WHAT TO WORK ON => Return everything from the first line of the material down to the line containing "obs-point [174, 50, 180, 55]", both included, repeated exactly.

[INFORMATION SUPPLIED start]

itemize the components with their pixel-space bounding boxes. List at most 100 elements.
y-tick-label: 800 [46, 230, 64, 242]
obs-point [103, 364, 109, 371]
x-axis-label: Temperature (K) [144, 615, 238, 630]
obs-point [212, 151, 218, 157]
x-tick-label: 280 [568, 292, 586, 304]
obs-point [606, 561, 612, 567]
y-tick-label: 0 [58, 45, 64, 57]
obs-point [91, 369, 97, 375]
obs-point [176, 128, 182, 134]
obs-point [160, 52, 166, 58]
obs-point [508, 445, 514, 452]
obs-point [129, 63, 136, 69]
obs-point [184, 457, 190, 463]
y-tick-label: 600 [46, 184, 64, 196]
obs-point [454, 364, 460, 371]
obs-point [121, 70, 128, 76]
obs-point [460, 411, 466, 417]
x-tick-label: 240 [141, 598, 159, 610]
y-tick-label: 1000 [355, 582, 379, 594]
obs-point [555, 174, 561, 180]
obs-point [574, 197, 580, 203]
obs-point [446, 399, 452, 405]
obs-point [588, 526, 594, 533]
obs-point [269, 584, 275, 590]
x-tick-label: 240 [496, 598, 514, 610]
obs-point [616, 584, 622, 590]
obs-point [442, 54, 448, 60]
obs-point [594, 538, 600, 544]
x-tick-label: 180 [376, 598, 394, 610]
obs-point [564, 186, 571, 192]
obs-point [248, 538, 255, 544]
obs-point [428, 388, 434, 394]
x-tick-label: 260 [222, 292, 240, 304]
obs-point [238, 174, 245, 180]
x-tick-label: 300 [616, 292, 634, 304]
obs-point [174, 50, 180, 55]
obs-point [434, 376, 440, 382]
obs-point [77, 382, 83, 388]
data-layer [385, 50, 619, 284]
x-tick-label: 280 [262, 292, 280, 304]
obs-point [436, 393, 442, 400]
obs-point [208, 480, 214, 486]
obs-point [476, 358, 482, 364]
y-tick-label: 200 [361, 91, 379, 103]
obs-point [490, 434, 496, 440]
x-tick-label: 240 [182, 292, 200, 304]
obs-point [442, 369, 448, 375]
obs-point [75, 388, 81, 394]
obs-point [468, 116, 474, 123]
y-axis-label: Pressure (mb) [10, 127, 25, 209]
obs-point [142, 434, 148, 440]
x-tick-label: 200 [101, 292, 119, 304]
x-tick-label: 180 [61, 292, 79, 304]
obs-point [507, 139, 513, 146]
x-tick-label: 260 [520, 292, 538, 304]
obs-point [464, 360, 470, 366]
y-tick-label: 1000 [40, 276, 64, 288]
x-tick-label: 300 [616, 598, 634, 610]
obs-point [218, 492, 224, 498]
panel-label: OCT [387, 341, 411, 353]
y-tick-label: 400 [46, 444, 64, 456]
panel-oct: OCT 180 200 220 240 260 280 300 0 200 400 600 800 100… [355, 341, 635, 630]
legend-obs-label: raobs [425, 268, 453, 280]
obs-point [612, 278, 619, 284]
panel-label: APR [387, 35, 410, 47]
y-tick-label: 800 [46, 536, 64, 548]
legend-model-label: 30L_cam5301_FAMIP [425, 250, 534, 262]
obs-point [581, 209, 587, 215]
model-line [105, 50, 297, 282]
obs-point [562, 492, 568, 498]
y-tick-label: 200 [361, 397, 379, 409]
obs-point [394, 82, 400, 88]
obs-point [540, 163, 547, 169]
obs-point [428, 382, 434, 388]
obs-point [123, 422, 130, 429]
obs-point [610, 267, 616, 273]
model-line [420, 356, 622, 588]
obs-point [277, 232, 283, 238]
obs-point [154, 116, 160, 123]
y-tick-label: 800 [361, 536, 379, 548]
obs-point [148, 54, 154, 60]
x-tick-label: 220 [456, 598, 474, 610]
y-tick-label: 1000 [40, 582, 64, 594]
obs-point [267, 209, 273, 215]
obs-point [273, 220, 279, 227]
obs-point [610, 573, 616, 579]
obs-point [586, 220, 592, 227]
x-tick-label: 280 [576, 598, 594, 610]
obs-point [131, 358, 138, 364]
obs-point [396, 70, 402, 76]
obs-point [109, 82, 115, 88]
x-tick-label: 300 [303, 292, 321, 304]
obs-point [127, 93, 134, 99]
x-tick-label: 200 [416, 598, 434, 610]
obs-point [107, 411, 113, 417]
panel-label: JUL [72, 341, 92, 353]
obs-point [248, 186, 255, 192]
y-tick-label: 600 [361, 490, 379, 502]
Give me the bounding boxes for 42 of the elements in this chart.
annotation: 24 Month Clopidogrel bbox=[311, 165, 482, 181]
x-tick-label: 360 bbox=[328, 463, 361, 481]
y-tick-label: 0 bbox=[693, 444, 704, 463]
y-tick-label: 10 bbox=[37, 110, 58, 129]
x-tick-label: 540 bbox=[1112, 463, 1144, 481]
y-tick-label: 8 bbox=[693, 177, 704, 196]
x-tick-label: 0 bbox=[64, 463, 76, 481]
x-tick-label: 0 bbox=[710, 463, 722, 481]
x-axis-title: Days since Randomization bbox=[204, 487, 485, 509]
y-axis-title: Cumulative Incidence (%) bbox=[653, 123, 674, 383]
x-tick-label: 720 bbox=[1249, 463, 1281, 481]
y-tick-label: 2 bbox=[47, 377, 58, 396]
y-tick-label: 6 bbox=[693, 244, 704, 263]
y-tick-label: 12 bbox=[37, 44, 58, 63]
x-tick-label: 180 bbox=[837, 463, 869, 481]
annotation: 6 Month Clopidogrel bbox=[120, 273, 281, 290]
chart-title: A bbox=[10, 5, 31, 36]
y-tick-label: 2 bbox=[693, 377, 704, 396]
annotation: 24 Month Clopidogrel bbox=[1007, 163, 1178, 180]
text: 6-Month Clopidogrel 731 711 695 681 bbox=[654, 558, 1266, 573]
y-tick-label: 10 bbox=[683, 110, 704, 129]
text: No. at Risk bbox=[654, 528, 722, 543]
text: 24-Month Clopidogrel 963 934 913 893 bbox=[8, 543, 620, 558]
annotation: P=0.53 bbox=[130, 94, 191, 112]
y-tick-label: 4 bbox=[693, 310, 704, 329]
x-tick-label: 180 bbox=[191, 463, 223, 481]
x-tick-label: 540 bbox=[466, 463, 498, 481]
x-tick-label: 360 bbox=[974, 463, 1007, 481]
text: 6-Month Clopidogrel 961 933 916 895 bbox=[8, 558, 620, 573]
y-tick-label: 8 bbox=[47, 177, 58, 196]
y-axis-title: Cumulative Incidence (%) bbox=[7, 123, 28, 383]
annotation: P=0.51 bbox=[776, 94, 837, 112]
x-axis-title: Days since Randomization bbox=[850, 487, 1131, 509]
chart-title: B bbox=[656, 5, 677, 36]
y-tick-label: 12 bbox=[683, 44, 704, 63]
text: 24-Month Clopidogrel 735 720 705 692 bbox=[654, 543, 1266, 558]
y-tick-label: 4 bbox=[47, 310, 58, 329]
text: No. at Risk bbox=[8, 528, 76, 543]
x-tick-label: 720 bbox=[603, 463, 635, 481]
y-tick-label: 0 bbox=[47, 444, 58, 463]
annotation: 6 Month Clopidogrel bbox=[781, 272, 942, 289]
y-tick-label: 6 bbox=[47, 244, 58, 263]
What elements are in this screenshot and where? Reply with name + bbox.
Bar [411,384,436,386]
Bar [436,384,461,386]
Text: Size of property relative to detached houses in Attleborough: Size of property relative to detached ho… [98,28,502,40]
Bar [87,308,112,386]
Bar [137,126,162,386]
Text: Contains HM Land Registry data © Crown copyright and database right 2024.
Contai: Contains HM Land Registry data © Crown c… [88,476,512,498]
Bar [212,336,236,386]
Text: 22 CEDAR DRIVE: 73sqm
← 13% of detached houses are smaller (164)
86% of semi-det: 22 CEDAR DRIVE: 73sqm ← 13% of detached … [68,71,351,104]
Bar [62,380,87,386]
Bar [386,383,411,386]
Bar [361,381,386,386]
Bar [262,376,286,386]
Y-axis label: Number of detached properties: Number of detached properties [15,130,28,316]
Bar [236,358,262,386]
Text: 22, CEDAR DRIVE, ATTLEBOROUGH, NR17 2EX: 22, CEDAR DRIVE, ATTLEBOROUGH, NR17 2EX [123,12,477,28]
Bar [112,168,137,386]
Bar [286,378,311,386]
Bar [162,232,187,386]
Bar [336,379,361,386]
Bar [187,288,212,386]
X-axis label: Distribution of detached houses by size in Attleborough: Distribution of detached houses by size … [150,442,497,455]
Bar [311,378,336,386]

[INFORMATION SUPPLIED end]

WRITTEN REPLY =>
itemize the components with their pixel-space bounding boxes. List at most 100 elements.
y-tick-label: 800 [46, 230, 64, 242]
obs-point [103, 364, 109, 371]
x-axis-label: Temperature (K) [144, 615, 238, 630]
obs-point [212, 151, 218, 157]
x-tick-label: 280 [568, 292, 586, 304]
obs-point [606, 561, 612, 567]
y-tick-label: 0 [58, 45, 64, 57]
obs-point [91, 369, 97, 375]
obs-point [176, 128, 182, 134]
obs-point [160, 52, 166, 58]
obs-point [508, 445, 514, 452]
obs-point [129, 63, 136, 69]
obs-point [184, 457, 190, 463]
y-tick-label: 600 [46, 184, 64, 196]
obs-point [454, 364, 460, 371]
obs-point [121, 70, 128, 76]
obs-point [460, 411, 466, 417]
x-tick-label: 240 [141, 598, 159, 610]
y-tick-label: 1000 [355, 582, 379, 594]
obs-point [555, 174, 561, 180]
obs-point [574, 197, 580, 203]
obs-point [446, 399, 452, 405]
obs-point [588, 526, 594, 533]
obs-point [269, 584, 275, 590]
x-tick-label: 240 [496, 598, 514, 610]
obs-point [616, 584, 622, 590]
obs-point [442, 54, 448, 60]
obs-point [594, 538, 600, 544]
x-tick-label: 180 [376, 598, 394, 610]
obs-point [564, 186, 571, 192]
obs-point [248, 538, 255, 544]
obs-point [428, 388, 434, 394]
x-tick-label: 260 [222, 292, 240, 304]
obs-point [238, 174, 245, 180]
x-tick-label: 300 [616, 292, 634, 304]
obs-point [174, 50, 180, 55]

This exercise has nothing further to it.